◆ SHORT PROBLEM
Without changing a character, return the entries, but not the images they hold.

◆ DATA TO PROCESS
★ ★ ★ ★ ★ ★ ★
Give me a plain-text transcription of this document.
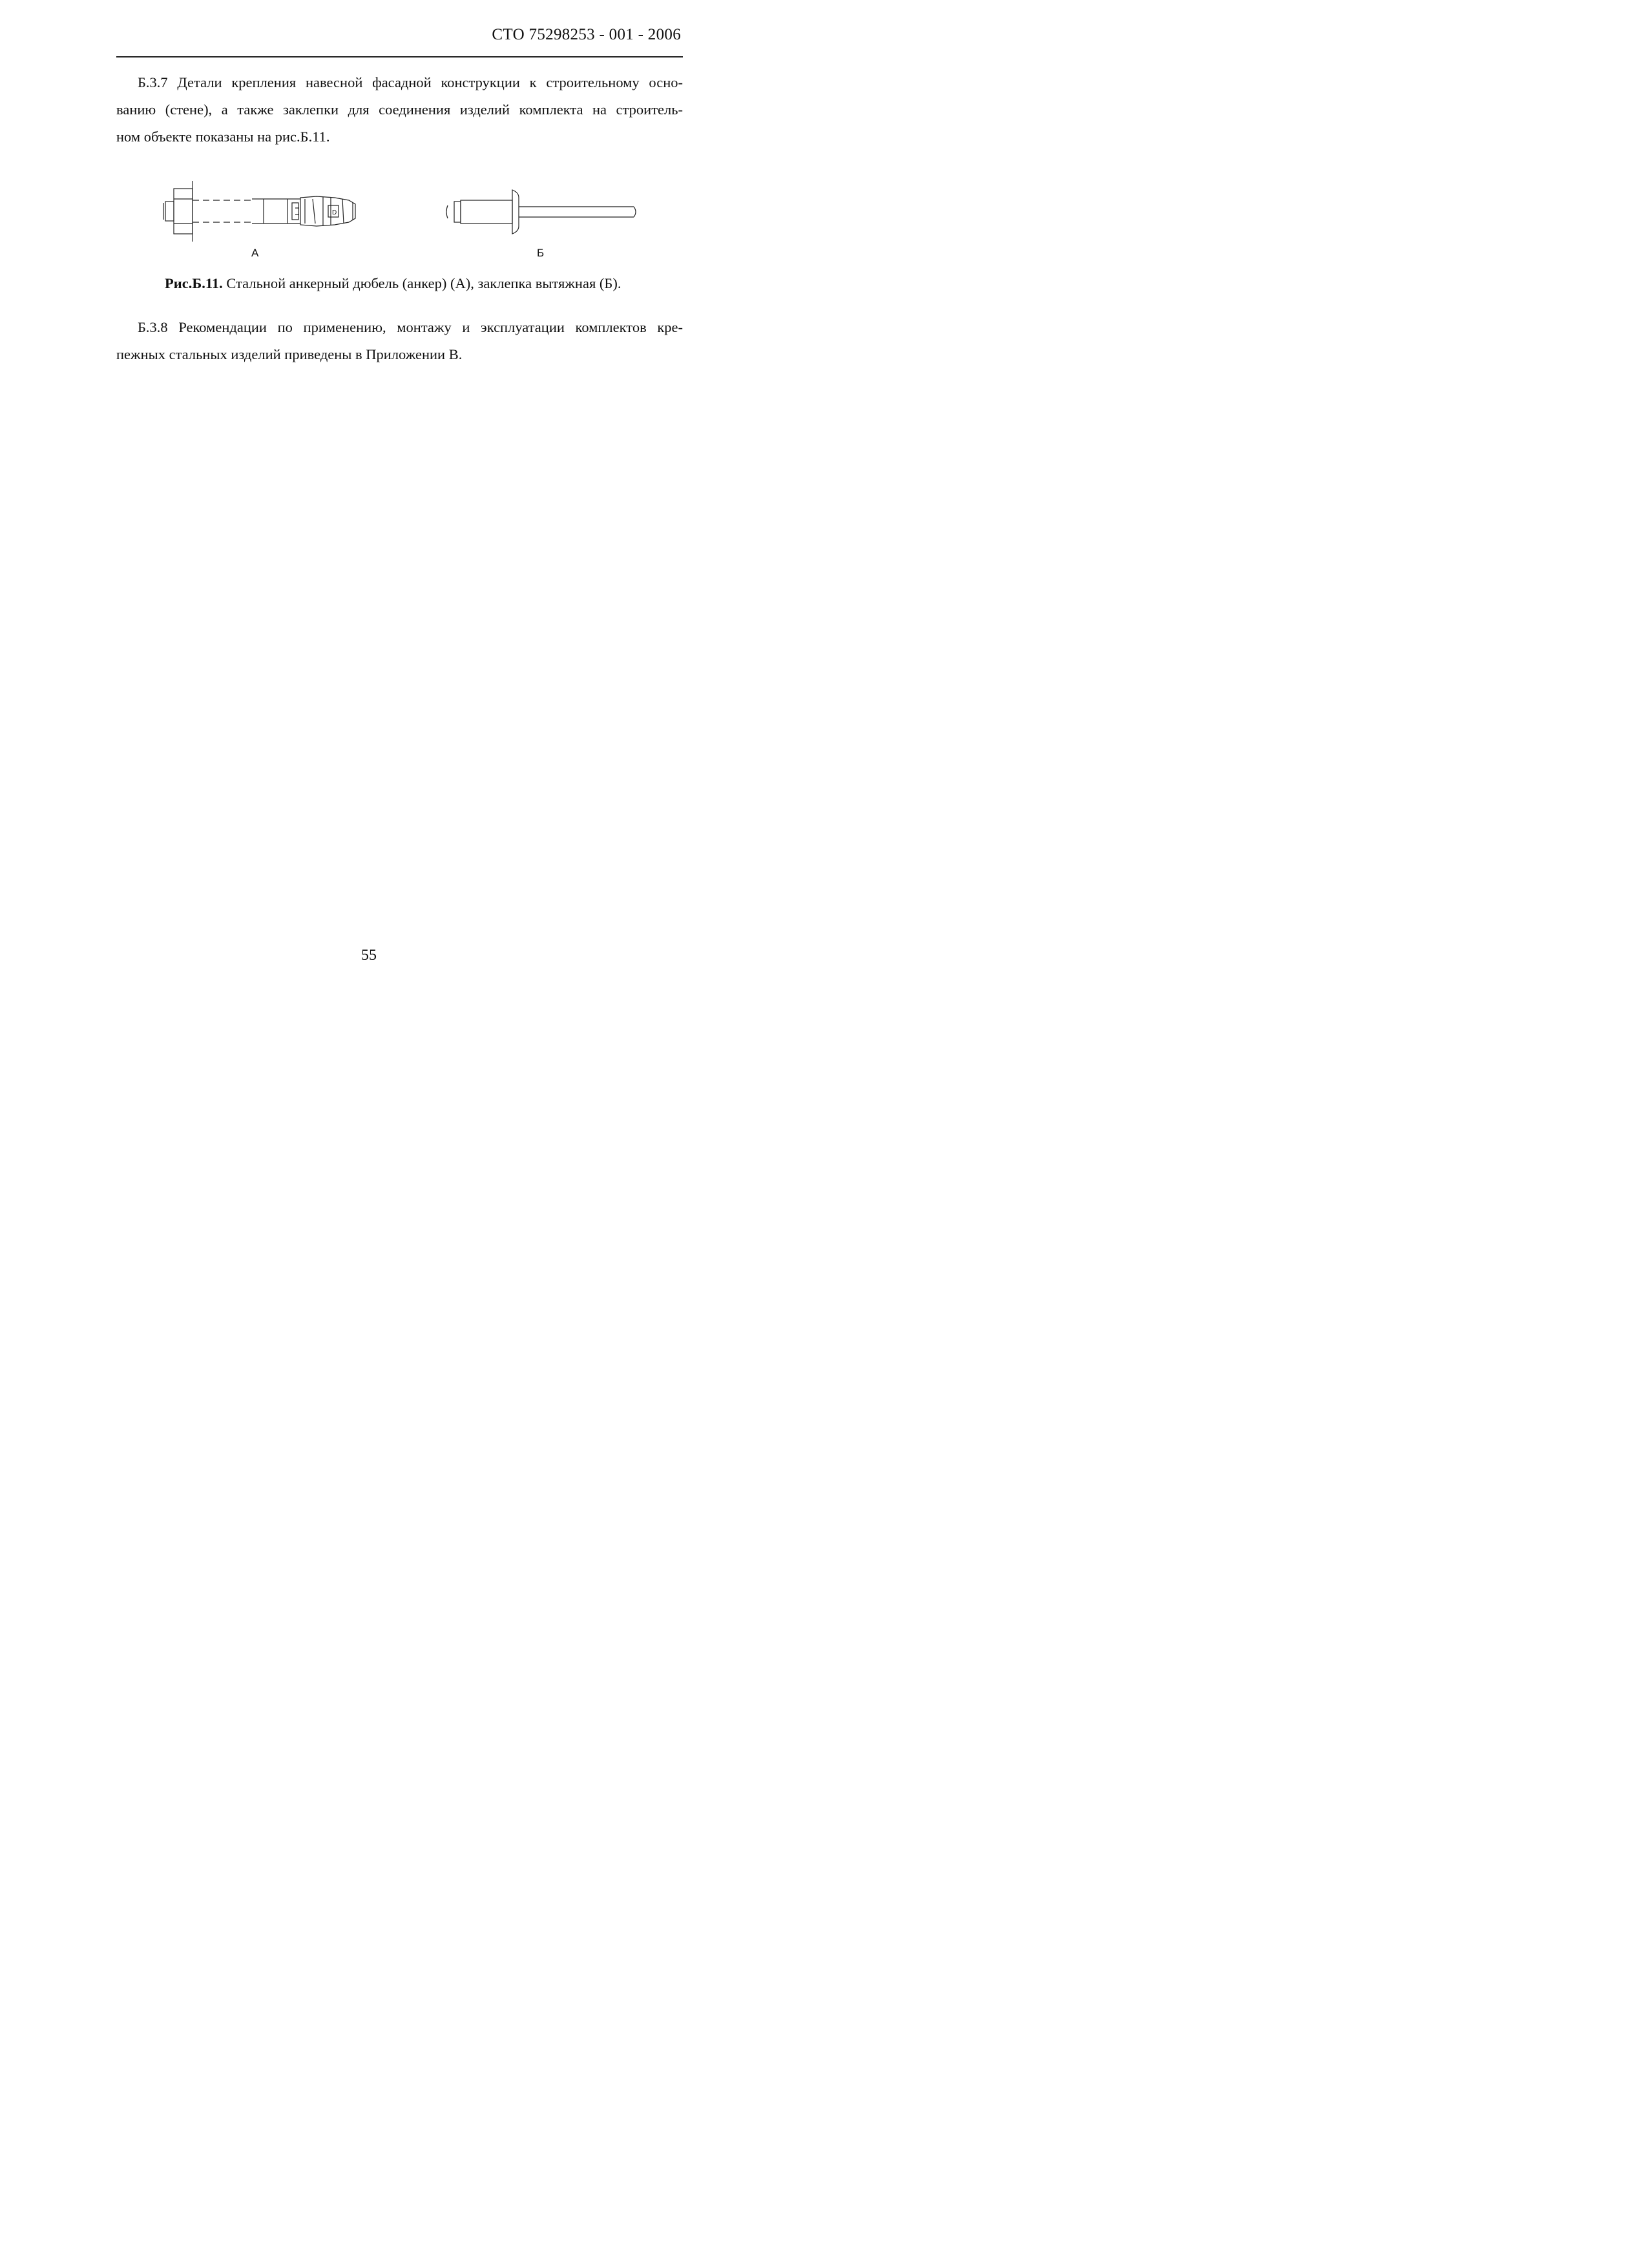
СТО 75298253 - 001 - 2006
Б.3.7 Детали крепления навесной фасадной конструкции к строительному осно-
ванию (стене), а также заклепки для соединения изделий комплекта на строитель-
ном объекте показаны на рис.Б.11.
D
А	Б
Рис.Б.11. Стальной анкерный дюбель (анкер) (А), заклепка вытяжная (Б).
Б.3.8 Рекомендации по применению, монтажу и эксплуатации комплектов кре-
пежных стальных изделий приведены в Приложении В.
55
★ ★ ★ ★ ★ ★ ★
◆ REPLY
Give me a plain-text transcription of this document.
СТО 75298253 - 001 - 2006
Б.3.7 Детали крепления навесной фасадной конструкции к строительному осно-
ванию (стене), а также заклепки для соединения изделий комплекта на строитель-
ном объекте показаны на рис.Б.11.
D
А	Б
Рис.Б.11. Стальной анкерный дюбель (анкер) (А), заклепка вытяжная (Б).
Б.3.8 Рекомендации по применению, монтажу и эксплуатации комплектов кре-
пежных стальных изделий приведены в Приложении В.
55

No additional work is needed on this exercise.